Excerpt from a dataset ▸
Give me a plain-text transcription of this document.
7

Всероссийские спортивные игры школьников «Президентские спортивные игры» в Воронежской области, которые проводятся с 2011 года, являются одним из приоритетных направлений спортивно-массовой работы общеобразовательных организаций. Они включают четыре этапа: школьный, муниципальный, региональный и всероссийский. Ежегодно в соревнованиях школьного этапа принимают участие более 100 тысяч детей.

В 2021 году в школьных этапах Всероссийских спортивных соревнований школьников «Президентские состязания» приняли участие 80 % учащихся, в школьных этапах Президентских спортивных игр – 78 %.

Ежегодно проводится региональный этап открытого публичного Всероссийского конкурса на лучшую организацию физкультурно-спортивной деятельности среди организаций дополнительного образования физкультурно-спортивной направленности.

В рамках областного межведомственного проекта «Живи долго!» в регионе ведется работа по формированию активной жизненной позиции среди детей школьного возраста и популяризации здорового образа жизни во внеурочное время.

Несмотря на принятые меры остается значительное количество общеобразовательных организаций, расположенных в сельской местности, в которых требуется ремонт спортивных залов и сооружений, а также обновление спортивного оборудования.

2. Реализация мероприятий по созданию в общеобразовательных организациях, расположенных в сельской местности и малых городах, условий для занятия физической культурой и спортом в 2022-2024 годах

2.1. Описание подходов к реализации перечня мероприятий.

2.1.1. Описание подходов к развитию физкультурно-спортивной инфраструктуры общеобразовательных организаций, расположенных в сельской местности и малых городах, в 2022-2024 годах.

--

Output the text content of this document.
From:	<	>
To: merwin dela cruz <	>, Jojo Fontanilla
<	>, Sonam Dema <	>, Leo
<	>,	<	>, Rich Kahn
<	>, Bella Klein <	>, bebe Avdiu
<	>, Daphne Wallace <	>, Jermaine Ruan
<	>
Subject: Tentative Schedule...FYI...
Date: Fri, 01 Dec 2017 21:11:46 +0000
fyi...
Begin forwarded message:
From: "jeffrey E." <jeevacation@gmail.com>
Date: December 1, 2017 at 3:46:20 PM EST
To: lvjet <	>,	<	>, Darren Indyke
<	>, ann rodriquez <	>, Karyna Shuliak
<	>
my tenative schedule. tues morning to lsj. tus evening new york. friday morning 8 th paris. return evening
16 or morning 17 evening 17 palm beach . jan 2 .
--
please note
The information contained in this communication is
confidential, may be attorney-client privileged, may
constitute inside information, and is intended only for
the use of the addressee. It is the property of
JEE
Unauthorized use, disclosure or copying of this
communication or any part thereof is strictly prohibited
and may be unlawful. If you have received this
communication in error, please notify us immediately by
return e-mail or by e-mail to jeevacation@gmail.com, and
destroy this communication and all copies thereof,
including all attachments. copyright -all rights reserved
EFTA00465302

Aim of the task ▸ Track down every line of the material containing the string "Ежегодно", and copy it.

Output below ▸
Всероссийские спортивные игры школьников «Президентские спортивные игры» в Воронежской области, которые проводятся с 2011 года, являются одним из приоритетных направлений спортивно-массовой работы общеобразовательных организаций. Они включают четыре этапа: школьный, муниципальный, региональный и всероссийский. Ежегодно в соревнованиях школьного этапа принимают участие более 100 тысяч детей.
Ежегодно проводится региональный этап открытого публичного Всероссийского конкурса на лучшую организацию физкультурно-спортивной деятельности среди организаций дополнительного образования физкультурно-спортивной направленности.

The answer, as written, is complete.